** Objective **
Exact repetition is required: output every record in full.

━━━━━ Dataset entries

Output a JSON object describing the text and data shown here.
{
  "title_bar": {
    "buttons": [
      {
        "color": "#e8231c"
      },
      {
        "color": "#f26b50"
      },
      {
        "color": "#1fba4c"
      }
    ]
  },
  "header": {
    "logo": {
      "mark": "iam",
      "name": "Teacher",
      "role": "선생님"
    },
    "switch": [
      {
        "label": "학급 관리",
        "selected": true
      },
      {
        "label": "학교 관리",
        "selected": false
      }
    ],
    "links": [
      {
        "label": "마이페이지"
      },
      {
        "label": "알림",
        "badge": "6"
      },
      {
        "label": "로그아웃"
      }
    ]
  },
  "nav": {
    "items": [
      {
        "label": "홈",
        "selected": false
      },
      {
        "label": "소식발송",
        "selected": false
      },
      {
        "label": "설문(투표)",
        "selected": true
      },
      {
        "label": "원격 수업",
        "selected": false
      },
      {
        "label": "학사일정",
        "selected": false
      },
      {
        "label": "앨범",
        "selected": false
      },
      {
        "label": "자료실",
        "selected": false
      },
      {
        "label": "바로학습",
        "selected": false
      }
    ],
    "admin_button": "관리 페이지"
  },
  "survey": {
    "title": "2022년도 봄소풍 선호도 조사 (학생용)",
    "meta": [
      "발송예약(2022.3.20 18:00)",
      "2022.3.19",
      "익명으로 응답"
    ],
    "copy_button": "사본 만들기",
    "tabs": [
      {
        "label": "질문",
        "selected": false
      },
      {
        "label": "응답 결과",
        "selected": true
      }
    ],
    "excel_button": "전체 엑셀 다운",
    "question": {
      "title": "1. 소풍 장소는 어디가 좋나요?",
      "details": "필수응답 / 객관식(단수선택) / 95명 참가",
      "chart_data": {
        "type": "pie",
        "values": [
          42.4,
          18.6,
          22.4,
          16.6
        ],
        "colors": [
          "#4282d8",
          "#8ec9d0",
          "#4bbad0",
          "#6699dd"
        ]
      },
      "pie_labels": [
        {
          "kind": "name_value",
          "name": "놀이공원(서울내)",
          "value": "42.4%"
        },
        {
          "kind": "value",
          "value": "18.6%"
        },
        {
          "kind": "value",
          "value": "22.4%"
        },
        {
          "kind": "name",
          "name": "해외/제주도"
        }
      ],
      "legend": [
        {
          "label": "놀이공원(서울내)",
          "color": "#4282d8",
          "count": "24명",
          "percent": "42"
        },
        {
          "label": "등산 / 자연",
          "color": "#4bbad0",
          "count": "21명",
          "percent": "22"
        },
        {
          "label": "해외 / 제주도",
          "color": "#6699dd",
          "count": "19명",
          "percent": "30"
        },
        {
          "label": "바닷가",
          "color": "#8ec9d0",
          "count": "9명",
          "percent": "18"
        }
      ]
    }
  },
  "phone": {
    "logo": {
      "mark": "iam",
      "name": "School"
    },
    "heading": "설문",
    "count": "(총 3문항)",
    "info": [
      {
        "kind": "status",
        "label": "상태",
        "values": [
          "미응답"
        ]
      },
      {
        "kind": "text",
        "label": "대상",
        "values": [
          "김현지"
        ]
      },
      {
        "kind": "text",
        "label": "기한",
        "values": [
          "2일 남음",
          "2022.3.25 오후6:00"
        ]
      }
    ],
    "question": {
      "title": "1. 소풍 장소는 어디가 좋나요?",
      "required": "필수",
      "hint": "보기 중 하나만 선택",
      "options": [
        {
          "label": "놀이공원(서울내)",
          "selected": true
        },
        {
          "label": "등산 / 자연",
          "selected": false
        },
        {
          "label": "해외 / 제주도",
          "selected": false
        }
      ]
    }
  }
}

━━━━━━━━━━

** Task output **
Output a JSON object describing the text and data shown here.
{
  "title_bar": {
    "buttons": [
      {
        "color": "#e8231c"
      },
      {
        "color": "#f26b50"
      },
      {
        "color": "#1fba4c"
      }
    ]
  },
  "header": {
    "logo": {
      "mark": "iam",
      "name": "Teacher",
      "role": "선생님"
    },
    "switch": [
      {
        "label": "학급 관리",
        "selected": true
      },
      {
        "label": "학교 관리",
        "selected": false
      }
    ],
    "links": [
      {
        "label": "마이페이지"
      },
      {
        "label": "알림",
        "badge": "6"
      },
      {
        "label": "로그아웃"
      }
    ]
  },
  "nav": {
    "items": [
      {
        "label": "홈",
        "selected": false
      },
      {
        "label": "소식발송",
        "selected": false
      },
      {
        "label": "설문(투표)",
        "selected": true
      },
      {
        "label": "원격 수업",
        "selected": false
      },
      {
        "label": "학사일정",
        "selected": false
      },
      {
        "label": "앨범",
        "selected": false
      },
      {
        "label": "자료실",
        "selected": false
      },
      {
        "label": "바로학습",
        "selected": false
      }
    ],
    "admin_button": "관리 페이지"
  },
  "survey": {
    "title": "2022년도 봄소풍 선호도 조사 (학생용)",
    "meta": [
      "발송예약(2022.3.20 18:00)",
      "2022.3.19",
      "익명으로 응답"
    ],
    "copy_button": "사본 만들기",
    "tabs": [
      {
        "label": "질문",
        "selected": false
      },
      {
        "label": "응답 결과",
        "selected": true
      }
    ],
    "excel_button": "전체 엑셀 다운",
    "question": {
      "title": "1. 소풍 장소는 어디가 좋나요?",
      "details": "필수응답 / 객관식(단수선택) / 95명 참가",
      "chart_data": {
        "type": "pie",
        "values": [
          42.4,
          18.6,
          22.4,
          16.6
        ],
        "colors": [
          "#4282d8",
          "#8ec9d0",
          "#4bbad0",
          "#6699dd"
        ]
      },
      "pie_labels": [
        {
          "kind": "name_value",
          "name": "놀이공원(서울내)",
          "value": "42.4%"
        },
        {
          "kind": "value",
          "value": "18.6%"
        },
        {
          "kind": "value",
          "value": "22.4%"
        },
        {
          "kind": "name",
          "name": "해외/제주도"
        }
      ],
      "legend": [
        {
          "label": "놀이공원(서울내)",
          "color": "#4282d8",
          "count": "24명",
          "percent": "42"
        },
        {
          "label": "등산 / 자연",
          "color": "#4bbad0",
          "count": "21명",
          "percent": "22"
        },
        {
          "label": "해외 / 제주도",
          "color": "#6699dd",
          "count": "19명",
          "percent": "30"
        },
        {
          "label": "바닷가",
          "color": "#8ec9d0",
          "count": "9명",
          "percent": "18"
        }
      ]
    }
  },
  "phone": {
    "logo": {
      "mark": "iam",
      "name": "School"
    },
    "heading": "설문",
    "count": "(총 3문항)",
    "info": [
      {
        "kind": "status",
        "label": "상태",
        "values": [
          "미응답"
        ]
      },
      {
        "kind": "text",
        "label": "대상",
        "values": [
          "김현지"
        ]
      },
      {
        "kind": "text",
        "label": "기한",
        "values": [
          "2일 남음",
          "2022.3.25 오후6:00"
        ]
      }
    ],
    "question": {
      "title": "1. 소풍 장소는 어디가 좋나요?",
      "required": "필수",
      "hint": "보기 중 하나만 선택",
      "options": [
        {
          "label": "놀이공원(서울내)",
          "selected": true
        },
        {
          "label": "등산 / 자연",
          "selected": false
        },
        {
          "label": "해외 / 제주도",
          "selected": false
        }
      ]
    }
  }
}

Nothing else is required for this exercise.